*Task brief*: Every line of the data must be copied exactly.

*Information given*:

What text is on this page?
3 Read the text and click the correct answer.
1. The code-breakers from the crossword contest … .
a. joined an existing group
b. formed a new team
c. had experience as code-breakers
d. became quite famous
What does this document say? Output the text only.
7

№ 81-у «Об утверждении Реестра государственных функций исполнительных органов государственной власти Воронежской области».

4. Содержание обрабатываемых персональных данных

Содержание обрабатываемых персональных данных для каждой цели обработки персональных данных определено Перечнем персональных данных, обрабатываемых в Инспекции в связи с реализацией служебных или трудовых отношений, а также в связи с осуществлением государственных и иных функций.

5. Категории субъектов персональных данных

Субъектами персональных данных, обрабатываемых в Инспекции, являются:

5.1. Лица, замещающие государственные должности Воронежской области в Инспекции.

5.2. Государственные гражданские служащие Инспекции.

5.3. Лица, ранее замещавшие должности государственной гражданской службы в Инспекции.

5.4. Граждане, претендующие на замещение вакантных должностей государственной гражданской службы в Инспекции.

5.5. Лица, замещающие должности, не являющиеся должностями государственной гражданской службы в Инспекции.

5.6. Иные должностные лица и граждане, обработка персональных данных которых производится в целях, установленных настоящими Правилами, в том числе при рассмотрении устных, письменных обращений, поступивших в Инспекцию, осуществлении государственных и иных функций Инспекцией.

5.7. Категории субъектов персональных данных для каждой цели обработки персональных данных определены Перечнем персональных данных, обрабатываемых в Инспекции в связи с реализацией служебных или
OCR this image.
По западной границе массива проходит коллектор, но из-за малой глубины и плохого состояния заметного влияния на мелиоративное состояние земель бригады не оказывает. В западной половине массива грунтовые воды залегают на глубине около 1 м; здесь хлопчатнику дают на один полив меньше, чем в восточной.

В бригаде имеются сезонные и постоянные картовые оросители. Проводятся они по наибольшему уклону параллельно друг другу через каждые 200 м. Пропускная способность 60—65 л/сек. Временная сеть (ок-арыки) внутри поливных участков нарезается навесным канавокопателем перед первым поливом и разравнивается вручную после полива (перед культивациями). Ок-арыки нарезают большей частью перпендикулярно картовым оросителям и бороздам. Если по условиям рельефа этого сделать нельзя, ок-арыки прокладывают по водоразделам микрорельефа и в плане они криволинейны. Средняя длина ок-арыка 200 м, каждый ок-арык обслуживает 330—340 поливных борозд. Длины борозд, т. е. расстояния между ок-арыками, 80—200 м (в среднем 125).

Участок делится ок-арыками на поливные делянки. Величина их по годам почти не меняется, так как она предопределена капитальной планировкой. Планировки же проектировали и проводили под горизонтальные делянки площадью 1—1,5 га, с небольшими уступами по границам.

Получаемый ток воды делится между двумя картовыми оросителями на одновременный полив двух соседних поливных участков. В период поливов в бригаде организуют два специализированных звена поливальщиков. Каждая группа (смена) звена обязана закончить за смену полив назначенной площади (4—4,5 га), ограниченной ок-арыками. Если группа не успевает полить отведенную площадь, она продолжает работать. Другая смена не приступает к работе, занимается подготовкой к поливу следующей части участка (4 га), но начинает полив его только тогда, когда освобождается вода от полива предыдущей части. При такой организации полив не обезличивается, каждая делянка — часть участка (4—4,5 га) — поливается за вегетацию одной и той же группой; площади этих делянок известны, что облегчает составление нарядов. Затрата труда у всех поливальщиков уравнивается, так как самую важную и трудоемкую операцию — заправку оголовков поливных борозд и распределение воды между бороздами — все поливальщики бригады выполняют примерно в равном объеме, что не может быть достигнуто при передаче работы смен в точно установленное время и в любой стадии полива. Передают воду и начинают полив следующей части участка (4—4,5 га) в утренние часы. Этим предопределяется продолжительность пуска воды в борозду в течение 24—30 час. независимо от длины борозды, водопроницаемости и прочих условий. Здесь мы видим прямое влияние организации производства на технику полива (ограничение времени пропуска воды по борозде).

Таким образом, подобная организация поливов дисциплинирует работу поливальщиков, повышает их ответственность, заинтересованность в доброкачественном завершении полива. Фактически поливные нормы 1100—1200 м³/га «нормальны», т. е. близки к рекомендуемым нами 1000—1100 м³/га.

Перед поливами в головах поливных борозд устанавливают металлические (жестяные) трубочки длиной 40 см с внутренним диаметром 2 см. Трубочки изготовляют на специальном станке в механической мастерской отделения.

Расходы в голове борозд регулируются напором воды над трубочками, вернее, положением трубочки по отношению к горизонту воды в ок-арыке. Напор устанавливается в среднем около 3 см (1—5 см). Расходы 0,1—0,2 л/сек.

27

*Solution to this problem*:
What text is on this page?
3 Read the text and click the correct answer.
1. The code-breakers from the crossword contest … .
a. joined an existing group
b. formed a new team
c. had experience as code-breakers
d. became quite famous
What does this document say? Output the text only.
7

№ 81-у «Об утверждении Реестра государственных функций исполнительных органов государственной власти Воронежской области».

4. Содержание обрабатываемых персональных данных

Содержание обрабатываемых персональных данных для каждой цели обработки персональных данных определено Перечнем персональных данных, обрабатываемых в Инспекции в связи с реализацией служебных или трудовых отношений, а также в связи с осуществлением государственных и иных функций.

5. Категории субъектов персональных данных

Субъектами персональных данных, обрабатываемых в Инспекции, являются:

5.1. Лица, замещающие государственные должности Воронежской области в Инспекции.

5.2. Государственные гражданские служащие Инспекции.

5.3. Лица, ранее замещавшие должности государственной гражданской службы в Инспекции.

5.4. Граждане, претендующие на замещение вакантных должностей государственной гражданской службы в Инспекции.

5.5. Лица, замещающие должности, не являющиеся должностями государственной гражданской службы в Инспекции.

5.6. Иные должностные лица и граждане, обработка персональных данных которых производится в целях, установленных настоящими Правилами, в том числе при рассмотрении устных, письменных обращений, поступивших в Инспекцию, осуществлении государственных и иных функций Инспекцией.

5.7. Категории субъектов персональных данных для каждой цели обработки персональных данных определены Перечнем персональных данных, обрабатываемых в Инспекции в связи с реализацией служебных или
OCR this image.
По западной границе массива проходит коллектор, но из-за малой глубины и плохого состояния заметного влияния на мелиоративное состояние земель бригады не оказывает. В западной половине массива грунтовые воды залегают на глубине около 1 м; здесь хлопчатнику дают на один полив меньше, чем в восточной.

В бригаде имеются сезонные и постоянные картовые оросители. Проводятся они по наибольшему уклону параллельно друг другу через каждые 200 м. Пропускная способность 60—65 л/сек. Временная сеть (ок-арыки) внутри поливных участков нарезается навесным канавокопателем перед первым поливом и разравнивается вручную после полива (перед культивациями). Ок-арыки нарезают большей частью перпендикулярно картовым оросителям и бороздам. Если по условиям рельефа этого сделать нельзя, ок-арыки прокладывают по водоразделам микрорельефа и в плане они криволинейны. Средняя длина ок-арыка 200 м, каждый ок-арык обслуживает 330—340 поливных борозд. Длины борозд, т. е. расстояния между ок-арыками, 80—200 м (в среднем 125).

Участок делится ок-арыками на поливные делянки. Величина их по годам почти не меняется, так как она предопределена капитальной планировкой. Планировки же проектировали и проводили под горизонтальные делянки площадью 1—1,5 га, с небольшими уступами по границам.

Получаемый ток воды делится между двумя картовыми оросителями на одновременный полив двух соседних поливных участков. В период поливов в бригаде организуют два специализированных звена поливальщиков. Каждая группа (смена) звена обязана закончить за смену полив назначенной площади (4—4,5 га), ограниченной ок-арыками. Если группа не успевает полить отведенную площадь, она продолжает работать. Другая смена не приступает к работе, занимается подготовкой к поливу следующей части участка (4 га), но начинает полив его только тогда, когда освобождается вода от полива предыдущей части. При такой организации полив не обезличивается, каждая делянка — часть участка (4—4,5 га) — поливается за вегетацию одной и той же группой; площади этих делянок известны, что облегчает составление нарядов. Затрата труда у всех поливальщиков уравнивается, так как самую важную и трудоемкую операцию — заправку оголовков поливных борозд и распределение воды между бороздами — все поливальщики бригады выполняют примерно в равном объеме, что не может быть достигнуто при передаче работы смен в точно установленное время и в любой стадии полива. Передают воду и начинают полив следующей части участка (4—4,5 га) в утренние часы. Этим предопределяется продолжительность пуска воды в борозду в течение 24—30 час. независимо от длины борозды, водопроницаемости и прочих условий. Здесь мы видим прямое влияние организации производства на технику полива (ограничение времени пропуска воды по борозде).

Таким образом, подобная организация поливов дисциплинирует работу поливальщиков, повышает их ответственность, заинтересованность в доброкачественном завершении полива. Фактически поливные нормы 1100—1200 м³/га «нормальны», т. е. близки к рекомендуемым нами 1000—1100 м³/га.

Перед поливами в головах поливных борозд устанавливают металлические (жестяные) трубочки длиной 40 см с внутренним диаметром 2 см. Трубочки изготовляют на специальном станке в механической мастерской отделения.

Расходы в голове борозд регулируются напором воды над трубочками, вернее, положением трубочки по отношению к горизонту воды в ок-арыке. Напор устанавливается в среднем около 3 см (1—5 см). Расходы 0,1—0,2 л/сек.

27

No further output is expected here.